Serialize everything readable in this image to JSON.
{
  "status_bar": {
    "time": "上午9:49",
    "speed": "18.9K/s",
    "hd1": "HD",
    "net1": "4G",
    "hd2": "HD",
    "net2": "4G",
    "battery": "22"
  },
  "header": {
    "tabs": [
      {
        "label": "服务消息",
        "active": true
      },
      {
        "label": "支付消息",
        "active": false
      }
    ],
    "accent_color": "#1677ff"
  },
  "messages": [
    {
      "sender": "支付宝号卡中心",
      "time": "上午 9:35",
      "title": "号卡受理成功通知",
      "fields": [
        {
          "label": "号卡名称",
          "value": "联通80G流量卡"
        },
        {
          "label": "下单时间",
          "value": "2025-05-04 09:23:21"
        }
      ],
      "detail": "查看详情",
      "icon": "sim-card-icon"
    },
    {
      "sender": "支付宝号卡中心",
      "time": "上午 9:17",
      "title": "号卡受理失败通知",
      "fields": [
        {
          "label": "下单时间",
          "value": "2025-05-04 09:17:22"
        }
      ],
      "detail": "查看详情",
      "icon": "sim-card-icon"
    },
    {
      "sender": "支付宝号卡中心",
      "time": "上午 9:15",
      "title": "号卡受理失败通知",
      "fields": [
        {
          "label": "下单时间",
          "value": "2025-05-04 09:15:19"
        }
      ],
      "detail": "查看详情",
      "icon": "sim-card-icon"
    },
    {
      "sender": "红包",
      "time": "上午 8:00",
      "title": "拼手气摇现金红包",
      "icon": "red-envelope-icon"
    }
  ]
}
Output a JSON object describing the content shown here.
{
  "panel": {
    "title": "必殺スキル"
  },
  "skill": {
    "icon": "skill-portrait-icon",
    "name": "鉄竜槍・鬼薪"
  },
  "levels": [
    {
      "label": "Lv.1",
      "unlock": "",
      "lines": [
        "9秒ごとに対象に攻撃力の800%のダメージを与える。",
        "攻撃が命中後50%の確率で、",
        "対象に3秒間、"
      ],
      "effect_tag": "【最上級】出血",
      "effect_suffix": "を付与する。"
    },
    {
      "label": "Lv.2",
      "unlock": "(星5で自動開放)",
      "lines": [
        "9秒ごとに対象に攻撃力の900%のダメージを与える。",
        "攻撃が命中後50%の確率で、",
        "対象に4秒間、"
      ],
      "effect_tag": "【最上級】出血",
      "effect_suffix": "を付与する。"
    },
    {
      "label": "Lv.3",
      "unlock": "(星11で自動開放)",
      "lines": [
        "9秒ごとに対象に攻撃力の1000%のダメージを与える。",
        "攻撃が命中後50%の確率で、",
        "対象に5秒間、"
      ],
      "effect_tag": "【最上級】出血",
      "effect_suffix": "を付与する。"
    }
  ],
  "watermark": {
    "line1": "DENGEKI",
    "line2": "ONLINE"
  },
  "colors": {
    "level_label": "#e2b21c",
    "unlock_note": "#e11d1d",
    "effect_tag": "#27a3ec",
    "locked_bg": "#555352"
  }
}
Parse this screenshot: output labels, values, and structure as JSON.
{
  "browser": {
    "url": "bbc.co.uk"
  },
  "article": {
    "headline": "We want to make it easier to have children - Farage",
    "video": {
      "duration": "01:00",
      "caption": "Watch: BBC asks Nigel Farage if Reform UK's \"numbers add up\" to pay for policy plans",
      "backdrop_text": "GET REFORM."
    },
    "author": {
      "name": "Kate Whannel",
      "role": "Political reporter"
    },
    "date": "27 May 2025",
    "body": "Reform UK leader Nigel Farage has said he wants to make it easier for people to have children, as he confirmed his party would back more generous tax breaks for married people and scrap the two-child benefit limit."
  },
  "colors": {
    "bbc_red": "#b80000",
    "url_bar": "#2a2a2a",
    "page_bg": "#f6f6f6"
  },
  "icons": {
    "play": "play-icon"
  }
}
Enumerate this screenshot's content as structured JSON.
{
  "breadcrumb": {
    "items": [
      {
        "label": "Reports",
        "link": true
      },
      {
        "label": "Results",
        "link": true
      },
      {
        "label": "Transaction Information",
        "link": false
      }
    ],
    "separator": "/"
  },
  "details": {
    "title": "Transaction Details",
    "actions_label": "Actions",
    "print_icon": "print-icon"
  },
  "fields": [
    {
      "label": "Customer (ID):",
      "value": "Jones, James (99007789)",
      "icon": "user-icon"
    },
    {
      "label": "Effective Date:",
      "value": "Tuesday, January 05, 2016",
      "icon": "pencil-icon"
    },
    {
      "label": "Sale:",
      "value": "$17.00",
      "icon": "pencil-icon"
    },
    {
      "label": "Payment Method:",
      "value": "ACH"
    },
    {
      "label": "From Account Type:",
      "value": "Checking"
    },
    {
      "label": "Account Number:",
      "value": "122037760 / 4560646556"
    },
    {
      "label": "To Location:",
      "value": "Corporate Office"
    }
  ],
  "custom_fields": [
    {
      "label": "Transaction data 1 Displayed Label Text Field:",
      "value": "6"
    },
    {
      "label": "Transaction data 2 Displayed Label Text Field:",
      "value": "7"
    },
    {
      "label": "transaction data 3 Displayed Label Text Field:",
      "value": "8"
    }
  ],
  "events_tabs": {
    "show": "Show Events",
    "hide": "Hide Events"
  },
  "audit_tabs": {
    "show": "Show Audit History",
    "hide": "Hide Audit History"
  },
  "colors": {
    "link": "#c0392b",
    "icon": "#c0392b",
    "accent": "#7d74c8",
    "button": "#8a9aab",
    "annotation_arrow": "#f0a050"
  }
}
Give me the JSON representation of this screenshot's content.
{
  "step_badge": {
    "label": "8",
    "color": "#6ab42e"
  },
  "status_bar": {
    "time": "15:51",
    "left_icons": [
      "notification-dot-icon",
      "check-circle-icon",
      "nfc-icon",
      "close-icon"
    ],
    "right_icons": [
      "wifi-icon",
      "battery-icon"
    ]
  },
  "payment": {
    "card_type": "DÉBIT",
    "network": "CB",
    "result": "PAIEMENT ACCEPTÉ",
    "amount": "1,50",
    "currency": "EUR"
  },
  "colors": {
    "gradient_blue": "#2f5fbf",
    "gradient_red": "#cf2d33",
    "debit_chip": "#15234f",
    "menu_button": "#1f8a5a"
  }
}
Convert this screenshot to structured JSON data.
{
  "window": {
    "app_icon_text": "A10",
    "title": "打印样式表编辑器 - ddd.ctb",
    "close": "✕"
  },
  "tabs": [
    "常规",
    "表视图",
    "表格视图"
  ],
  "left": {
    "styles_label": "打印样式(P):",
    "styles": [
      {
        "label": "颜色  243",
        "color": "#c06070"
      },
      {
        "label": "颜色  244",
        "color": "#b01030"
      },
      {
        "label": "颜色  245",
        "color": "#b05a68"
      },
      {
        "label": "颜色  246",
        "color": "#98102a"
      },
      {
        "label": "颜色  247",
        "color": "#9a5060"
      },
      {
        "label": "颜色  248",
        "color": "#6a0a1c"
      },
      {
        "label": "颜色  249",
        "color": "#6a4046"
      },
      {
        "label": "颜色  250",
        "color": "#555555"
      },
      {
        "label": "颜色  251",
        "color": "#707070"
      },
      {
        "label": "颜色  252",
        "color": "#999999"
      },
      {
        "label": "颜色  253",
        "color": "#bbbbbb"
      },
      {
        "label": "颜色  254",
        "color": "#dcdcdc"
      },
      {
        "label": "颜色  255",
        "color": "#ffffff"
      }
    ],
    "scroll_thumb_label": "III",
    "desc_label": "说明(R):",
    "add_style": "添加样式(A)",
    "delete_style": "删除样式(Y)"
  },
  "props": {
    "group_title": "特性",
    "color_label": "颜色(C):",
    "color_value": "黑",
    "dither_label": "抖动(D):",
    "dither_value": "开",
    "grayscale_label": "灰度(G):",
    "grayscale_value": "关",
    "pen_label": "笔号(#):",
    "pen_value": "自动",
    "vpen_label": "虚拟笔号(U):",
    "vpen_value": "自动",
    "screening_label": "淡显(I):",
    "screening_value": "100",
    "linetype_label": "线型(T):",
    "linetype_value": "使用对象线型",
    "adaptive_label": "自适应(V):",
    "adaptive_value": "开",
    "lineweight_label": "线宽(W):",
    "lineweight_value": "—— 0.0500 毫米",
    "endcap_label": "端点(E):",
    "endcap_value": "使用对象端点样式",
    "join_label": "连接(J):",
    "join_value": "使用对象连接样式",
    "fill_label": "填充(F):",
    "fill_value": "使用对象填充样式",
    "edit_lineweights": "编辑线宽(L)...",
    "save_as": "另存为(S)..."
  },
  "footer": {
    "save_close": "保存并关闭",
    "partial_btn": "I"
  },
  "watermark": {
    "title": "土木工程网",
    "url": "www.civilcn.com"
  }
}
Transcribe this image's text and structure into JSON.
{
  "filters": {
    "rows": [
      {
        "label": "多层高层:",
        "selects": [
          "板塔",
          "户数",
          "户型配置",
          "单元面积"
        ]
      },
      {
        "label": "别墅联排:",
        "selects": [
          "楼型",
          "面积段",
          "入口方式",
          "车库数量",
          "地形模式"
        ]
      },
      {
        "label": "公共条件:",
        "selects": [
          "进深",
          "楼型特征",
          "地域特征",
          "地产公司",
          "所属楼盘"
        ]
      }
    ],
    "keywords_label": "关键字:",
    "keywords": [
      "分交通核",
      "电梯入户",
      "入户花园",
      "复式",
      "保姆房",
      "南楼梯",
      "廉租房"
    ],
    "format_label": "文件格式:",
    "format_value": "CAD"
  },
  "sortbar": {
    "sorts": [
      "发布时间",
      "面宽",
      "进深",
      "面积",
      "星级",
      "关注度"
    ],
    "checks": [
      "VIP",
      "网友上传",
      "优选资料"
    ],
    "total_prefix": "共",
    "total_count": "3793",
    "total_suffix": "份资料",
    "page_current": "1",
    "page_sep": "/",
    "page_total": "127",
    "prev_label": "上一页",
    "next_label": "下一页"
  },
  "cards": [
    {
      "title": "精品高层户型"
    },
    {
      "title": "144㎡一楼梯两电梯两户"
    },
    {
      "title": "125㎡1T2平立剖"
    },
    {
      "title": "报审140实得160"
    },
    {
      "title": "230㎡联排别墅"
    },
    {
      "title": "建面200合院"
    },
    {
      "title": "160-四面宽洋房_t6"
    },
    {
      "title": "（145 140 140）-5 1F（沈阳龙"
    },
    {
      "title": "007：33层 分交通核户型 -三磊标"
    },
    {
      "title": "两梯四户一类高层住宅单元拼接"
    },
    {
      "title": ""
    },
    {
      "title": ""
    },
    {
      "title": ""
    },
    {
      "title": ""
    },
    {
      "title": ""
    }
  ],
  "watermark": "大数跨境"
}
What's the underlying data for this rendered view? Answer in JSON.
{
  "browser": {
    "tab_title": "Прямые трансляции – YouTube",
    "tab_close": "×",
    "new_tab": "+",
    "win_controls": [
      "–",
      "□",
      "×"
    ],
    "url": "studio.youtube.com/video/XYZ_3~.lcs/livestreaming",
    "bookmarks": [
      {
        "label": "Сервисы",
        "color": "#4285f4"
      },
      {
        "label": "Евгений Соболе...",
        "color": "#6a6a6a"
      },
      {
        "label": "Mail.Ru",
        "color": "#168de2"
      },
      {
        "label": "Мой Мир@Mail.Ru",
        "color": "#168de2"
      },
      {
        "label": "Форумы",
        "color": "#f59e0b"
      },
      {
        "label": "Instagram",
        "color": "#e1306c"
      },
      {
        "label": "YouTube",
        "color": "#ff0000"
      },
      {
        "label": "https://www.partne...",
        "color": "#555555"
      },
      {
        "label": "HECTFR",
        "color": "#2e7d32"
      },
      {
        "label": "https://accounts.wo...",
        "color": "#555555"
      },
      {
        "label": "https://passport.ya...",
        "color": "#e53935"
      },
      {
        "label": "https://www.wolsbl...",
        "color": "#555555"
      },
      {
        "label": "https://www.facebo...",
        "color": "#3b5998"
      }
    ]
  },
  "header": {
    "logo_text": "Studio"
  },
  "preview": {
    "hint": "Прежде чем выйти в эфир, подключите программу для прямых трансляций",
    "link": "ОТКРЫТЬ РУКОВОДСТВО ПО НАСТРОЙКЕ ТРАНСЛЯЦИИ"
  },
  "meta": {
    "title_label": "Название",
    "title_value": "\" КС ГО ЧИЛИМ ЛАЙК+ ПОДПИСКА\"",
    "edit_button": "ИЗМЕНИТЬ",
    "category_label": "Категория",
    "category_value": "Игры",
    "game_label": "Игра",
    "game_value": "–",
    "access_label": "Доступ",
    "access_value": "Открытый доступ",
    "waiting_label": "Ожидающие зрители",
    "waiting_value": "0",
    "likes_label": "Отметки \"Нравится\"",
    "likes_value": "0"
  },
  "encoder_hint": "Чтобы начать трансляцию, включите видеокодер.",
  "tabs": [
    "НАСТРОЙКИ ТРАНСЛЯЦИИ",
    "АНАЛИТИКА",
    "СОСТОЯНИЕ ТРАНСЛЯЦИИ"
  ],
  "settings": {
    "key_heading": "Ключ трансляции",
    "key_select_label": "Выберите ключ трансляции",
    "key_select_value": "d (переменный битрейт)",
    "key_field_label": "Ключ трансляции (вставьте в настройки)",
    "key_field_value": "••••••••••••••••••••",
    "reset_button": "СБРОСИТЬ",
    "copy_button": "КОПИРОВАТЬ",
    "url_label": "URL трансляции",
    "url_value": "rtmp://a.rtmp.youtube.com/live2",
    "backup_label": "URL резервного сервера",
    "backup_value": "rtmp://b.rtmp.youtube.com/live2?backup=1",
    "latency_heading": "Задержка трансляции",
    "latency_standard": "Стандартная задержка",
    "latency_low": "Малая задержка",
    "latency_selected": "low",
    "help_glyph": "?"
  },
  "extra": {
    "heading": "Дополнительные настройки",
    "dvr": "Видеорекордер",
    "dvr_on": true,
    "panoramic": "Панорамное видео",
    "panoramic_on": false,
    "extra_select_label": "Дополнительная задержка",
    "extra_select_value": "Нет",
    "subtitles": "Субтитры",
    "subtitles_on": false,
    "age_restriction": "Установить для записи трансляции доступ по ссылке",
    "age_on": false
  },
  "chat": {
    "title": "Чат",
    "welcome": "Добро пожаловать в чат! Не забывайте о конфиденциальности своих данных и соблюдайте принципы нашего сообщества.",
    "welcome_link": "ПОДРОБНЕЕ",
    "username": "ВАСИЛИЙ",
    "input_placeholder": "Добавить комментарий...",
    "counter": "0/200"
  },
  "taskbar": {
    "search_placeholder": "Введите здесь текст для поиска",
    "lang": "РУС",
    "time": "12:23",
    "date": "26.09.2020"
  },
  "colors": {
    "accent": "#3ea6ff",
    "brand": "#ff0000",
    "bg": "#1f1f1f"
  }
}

____

▸ **TASK STATEMENT**: Using the entries above, find all lines with "video". Copy them.

▸ **ANSWER TO THE PROBLEM**:
    "video": {
    "url": "studio.youtube.com/video/XYZ_3~.lcs/livestreaming",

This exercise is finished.